▶ _Exercise requirements_: Every record below should be printed exactly as given.

▶ _The input_:
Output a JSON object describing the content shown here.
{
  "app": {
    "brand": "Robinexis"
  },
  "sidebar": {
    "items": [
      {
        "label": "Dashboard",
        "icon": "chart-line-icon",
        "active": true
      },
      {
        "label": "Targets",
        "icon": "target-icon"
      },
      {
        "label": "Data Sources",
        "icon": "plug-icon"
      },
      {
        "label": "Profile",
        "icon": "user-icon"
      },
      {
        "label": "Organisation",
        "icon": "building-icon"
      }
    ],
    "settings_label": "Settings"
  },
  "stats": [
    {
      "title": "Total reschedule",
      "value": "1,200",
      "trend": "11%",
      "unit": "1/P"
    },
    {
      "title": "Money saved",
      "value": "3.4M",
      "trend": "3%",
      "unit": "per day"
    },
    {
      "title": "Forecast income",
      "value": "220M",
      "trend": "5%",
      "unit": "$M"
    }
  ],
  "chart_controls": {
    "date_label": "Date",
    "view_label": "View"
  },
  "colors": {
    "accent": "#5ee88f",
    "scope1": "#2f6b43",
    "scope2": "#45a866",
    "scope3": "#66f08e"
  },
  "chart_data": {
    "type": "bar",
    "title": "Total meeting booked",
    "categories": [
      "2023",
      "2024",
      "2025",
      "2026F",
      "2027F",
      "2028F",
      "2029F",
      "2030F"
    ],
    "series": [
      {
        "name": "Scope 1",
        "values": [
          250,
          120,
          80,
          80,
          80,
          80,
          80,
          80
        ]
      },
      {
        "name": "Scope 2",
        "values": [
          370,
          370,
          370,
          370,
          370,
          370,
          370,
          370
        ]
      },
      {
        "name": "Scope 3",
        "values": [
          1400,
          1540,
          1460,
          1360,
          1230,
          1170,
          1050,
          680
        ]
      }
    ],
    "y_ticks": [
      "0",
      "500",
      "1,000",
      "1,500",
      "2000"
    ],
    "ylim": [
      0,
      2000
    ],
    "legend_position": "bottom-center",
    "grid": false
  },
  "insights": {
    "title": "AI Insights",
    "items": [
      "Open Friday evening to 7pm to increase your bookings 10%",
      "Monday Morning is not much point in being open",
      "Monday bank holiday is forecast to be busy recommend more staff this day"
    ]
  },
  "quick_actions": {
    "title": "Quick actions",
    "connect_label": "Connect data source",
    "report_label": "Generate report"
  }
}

▶ _Written reply_:
Output a JSON object describing the content shown here.
{
  "app": {
    "brand": "Robinexis"
  },
  "sidebar": {
    "items": [
      {
        "label": "Dashboard",
        "icon": "chart-line-icon",
        "active": true
      },
      {
        "label": "Targets",
        "icon": "target-icon"
      },
      {
        "label": "Data Sources",
        "icon": "plug-icon"
      },
      {
        "label": "Profile",
        "icon": "user-icon"
      },
      {
        "label": "Organisation",
        "icon": "building-icon"
      }
    ],
    "settings_label": "Settings"
  },
  "stats": [
    {
      "title": "Total reschedule",
      "value": "1,200",
      "trend": "11%",
      "unit": "1/P"
    },
    {
      "title": "Money saved",
      "value": "3.4M",
      "trend": "3%",
      "unit": "per day"
    },
    {
      "title": "Forecast income",
      "value": "220M",
      "trend": "5%",
      "unit": "$M"
    }
  ],
  "chart_controls": {
    "date_label": "Date",
    "view_label": "View"
  },
  "colors": {
    "accent": "#5ee88f",
    "scope1": "#2f6b43",
    "scope2": "#45a866",
    "scope3": "#66f08e"
  },
  "chart_data": {
    "type": "bar",
    "title": "Total meeting booked",
    "categories": [
      "2023",
      "2024",
      "2025",
      "2026F",
      "2027F",
      "2028F",
      "2029F",
      "2030F"
    ],
    "series": [
      {
        "name": "Scope 1",
        "values": [
          250,
          120,
          80,
          80,
          80,
          80,
          80,
          80
        ]
      },
      {
        "name": "Scope 2",
        "values": [
          370,
          370,
          370,
          370,
          370,
          370,
          370,
          370
        ]
      },
      {
        "name": "Scope 3",
        "values": [
          1400,
          1540,
          1460,
          1360,
          1230,
          1170,
          1050,
          680
        ]
      }
    ],
    "y_ticks": [
      "0",
      "500",
      "1,000",
      "1,500",
      "2000"
    ],
    "ylim": [
      0,
      2000
    ],
    "legend_position": "bottom-center",
    "grid": false
  },
  "insights": {
    "title": "AI Insights",
    "items": [
      "Open Friday evening to 7pm to increase your bookings 10%",
      "Monday Morning is not much point in being open",
      "Monday bank holiday is forecast to be busy recommend more staff this day"
    ]
  },
  "quick_actions": {
    "title": "Quick actions",
    "connect_label": "Connect data source",
    "report_label": "Generate report"
  }
}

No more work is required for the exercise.